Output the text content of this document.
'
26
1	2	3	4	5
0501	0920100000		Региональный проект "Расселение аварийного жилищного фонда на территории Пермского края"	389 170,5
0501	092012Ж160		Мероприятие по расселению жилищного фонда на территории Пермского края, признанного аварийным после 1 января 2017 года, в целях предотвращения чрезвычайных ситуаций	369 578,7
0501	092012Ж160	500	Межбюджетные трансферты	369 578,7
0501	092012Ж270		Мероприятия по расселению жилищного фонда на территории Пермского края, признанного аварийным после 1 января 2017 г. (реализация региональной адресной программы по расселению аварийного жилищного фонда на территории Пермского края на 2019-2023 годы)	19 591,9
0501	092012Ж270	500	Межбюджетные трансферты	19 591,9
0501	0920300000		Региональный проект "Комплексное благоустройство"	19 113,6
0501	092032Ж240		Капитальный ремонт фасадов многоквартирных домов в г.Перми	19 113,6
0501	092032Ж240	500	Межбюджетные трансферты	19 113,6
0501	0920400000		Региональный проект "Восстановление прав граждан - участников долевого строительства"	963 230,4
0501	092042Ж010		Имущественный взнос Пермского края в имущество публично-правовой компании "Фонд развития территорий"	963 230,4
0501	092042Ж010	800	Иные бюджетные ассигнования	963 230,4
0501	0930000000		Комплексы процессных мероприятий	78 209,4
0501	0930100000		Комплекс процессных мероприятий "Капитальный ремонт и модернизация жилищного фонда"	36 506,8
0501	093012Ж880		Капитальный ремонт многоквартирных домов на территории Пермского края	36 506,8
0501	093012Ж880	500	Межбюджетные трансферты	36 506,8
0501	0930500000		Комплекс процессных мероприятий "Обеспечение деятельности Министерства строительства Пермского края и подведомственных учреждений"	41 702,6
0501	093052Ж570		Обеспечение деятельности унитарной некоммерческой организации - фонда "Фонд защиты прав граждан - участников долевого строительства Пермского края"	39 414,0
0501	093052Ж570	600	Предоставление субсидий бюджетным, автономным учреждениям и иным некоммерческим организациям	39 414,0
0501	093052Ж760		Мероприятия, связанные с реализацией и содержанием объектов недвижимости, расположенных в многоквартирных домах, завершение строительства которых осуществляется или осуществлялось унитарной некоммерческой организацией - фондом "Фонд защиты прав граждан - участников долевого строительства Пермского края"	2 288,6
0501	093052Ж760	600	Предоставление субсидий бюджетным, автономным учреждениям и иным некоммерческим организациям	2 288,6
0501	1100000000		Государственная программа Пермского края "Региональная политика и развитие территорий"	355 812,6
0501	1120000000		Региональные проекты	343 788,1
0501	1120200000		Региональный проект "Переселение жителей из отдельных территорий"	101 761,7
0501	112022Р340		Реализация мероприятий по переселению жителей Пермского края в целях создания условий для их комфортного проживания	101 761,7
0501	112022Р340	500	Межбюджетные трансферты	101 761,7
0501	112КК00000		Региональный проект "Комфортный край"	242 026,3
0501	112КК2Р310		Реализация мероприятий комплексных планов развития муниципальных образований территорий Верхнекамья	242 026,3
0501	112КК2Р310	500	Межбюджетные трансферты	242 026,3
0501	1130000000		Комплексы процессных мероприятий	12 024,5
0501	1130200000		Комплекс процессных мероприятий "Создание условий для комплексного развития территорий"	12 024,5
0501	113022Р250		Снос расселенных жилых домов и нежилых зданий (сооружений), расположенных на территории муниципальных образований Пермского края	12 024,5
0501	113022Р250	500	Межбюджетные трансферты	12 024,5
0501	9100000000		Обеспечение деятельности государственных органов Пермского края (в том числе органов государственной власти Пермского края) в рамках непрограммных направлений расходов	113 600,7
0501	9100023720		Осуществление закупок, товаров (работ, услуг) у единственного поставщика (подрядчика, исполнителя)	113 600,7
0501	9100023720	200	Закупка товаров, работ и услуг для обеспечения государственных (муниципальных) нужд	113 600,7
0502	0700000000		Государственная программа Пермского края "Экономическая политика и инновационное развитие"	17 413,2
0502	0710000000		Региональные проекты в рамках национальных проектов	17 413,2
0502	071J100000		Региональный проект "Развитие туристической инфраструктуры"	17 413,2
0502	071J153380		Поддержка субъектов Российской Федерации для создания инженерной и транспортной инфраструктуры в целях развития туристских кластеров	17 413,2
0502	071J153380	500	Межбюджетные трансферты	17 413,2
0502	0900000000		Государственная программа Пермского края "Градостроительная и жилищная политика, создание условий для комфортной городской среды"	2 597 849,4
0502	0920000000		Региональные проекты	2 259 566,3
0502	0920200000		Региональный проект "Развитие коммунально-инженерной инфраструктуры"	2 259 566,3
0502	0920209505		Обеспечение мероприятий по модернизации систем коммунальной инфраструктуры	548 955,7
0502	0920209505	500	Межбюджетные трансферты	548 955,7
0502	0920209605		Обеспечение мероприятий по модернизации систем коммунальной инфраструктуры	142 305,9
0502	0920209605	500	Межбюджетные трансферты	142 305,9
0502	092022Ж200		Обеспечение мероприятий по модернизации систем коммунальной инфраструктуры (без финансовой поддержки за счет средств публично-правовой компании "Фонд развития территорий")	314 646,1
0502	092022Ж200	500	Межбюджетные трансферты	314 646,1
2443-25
*-*-*
• Problem to work on: Repeat all the entries exactly as given.

• Exercise output:
Output the text content of this document.
'
26
1	2	3	4	5
0501	0920100000		Региональный проект "Расселение аварийного жилищного фонда на территории Пермского края"	389 170,5
0501	092012Ж160		Мероприятие по расселению жилищного фонда на территории Пермского края, признанного аварийным после 1 января 2017 года, в целях предотвращения чрезвычайных ситуаций	369 578,7
0501	092012Ж160	500	Межбюджетные трансферты	369 578,7
0501	092012Ж270		Мероприятия по расселению жилищного фонда на территории Пермского края, признанного аварийным после 1 января 2017 г. (реализация региональной адресной программы по расселению аварийного жилищного фонда на территории Пермского края на 2019-2023 годы)	19 591,9
0501	092012Ж270	500	Межбюджетные трансферты	19 591,9
0501	0920300000		Региональный проект "Комплексное благоустройство"	19 113,6
0501	092032Ж240		Капитальный ремонт фасадов многоквартирных домов в г.Перми	19 113,6
0501	092032Ж240	500	Межбюджетные трансферты	19 113,6
0501	0920400000		Региональный проект "Восстановление прав граждан - участников долевого строительства"	963 230,4
0501	092042Ж010		Имущественный взнос Пермского края в имущество публично-правовой компании "Фонд развития территорий"	963 230,4
0501	092042Ж010	800	Иные бюджетные ассигнования	963 230,4
0501	0930000000		Комплексы процессных мероприятий	78 209,4
0501	0930100000		Комплекс процессных мероприятий "Капитальный ремонт и модернизация жилищного фонда"	36 506,8
0501	093012Ж880		Капитальный ремонт многоквартирных домов на территории Пермского края	36 506,8
0501	093012Ж880	500	Межбюджетные трансферты	36 506,8
0501	0930500000		Комплекс процессных мероприятий "Обеспечение деятельности Министерства строительства Пермского края и подведомственных учреждений"	41 702,6
0501	093052Ж570		Обеспечение деятельности унитарной некоммерческой организации - фонда "Фонд защиты прав граждан - участников долевого строительства Пермского края"	39 414,0
0501	093052Ж570	600	Предоставление субсидий бюджетным, автономным учреждениям и иным некоммерческим организациям	39 414,0
0501	093052Ж760		Мероприятия, связанные с реализацией и содержанием объектов недвижимости, расположенных в многоквартирных домах, завершение строительства которых осуществляется или осуществлялось унитарной некоммерческой организацией - фондом "Фонд защиты прав граждан - участников долевого строительства Пермского края"	2 288,6
0501	093052Ж760	600	Предоставление субсидий бюджетным, автономным учреждениям и иным некоммерческим организациям	2 288,6
0501	1100000000		Государственная программа Пермского края "Региональная политика и развитие территорий"	355 812,6
0501	1120000000		Региональные проекты	343 788,1
0501	1120200000		Региональный проект "Переселение жителей из отдельных территорий"	101 761,7
0501	112022Р340		Реализация мероприятий по переселению жителей Пермского края в целях создания условий для их комфортного проживания	101 761,7
0501	112022Р340	500	Межбюджетные трансферты	101 761,7
0501	112КК00000		Региональный проект "Комфортный край"	242 026,3
0501	112КК2Р310		Реализация мероприятий комплексных планов развития муниципальных образований территорий Верхнекамья	242 026,3
0501	112КК2Р310	500	Межбюджетные трансферты	242 026,3
0501	1130000000		Комплексы процессных мероприятий	12 024,5
0501	1130200000		Комплекс процессных мероприятий "Создание условий для комплексного развития территорий"	12 024,5
0501	113022Р250		Снос расселенных жилых домов и нежилых зданий (сооружений), расположенных на территории муниципальных образований Пермского края	12 024,5
0501	113022Р250	500	Межбюджетные трансферты	12 024,5
0501	9100000000		Обеспечение деятельности государственных органов Пермского края (в том числе органов государственной власти Пермского края) в рамках непрограммных направлений расходов	113 600,7
0501	9100023720		Осуществление закупок, товаров (работ, услуг) у единственного поставщика (подрядчика, исполнителя)	113 600,7
0501	9100023720	200	Закупка товаров, работ и услуг для обеспечения государственных (муниципальных) нужд	113 600,7
0502	0700000000		Государственная программа Пермского края "Экономическая политика и инновационное развитие"	17 413,2
0502	0710000000		Региональные проекты в рамках национальных проектов	17 413,2
0502	071J100000		Региональный проект "Развитие туристической инфраструктуры"	17 413,2
0502	071J153380		Поддержка субъектов Российской Федерации для создания инженерной и транспортной инфраструктуры в целях развития туристских кластеров	17 413,2
0502	071J153380	500	Межбюджетные трансферты	17 413,2
0502	0900000000		Государственная программа Пермского края "Градостроительная и жилищная политика, создание условий для комфортной городской среды"	2 597 849,4
0502	0920000000		Региональные проекты	2 259 566,3
0502	0920200000		Региональный проект "Развитие коммунально-инженерной инфраструктуры"	2 259 566,3
0502	0920209505		Обеспечение мероприятий по модернизации систем коммунальной инфраструктуры	548 955,7
0502	0920209505	500	Межбюджетные трансферты	548 955,7
0502	0920209605		Обеспечение мероприятий по модернизации систем коммунальной инфраструктуры	142 305,9
0502	0920209605	500	Межбюджетные трансферты	142 305,9
0502	092022Ж200		Обеспечение мероприятий по модернизации систем коммунальной инфраструктуры (без финансовой поддержки за счет средств публично-правовой компании "Фонд развития территорий")	314 646,1
0502	092022Ж200	500	Межбюджетные трансферты	314 646,1
2443-25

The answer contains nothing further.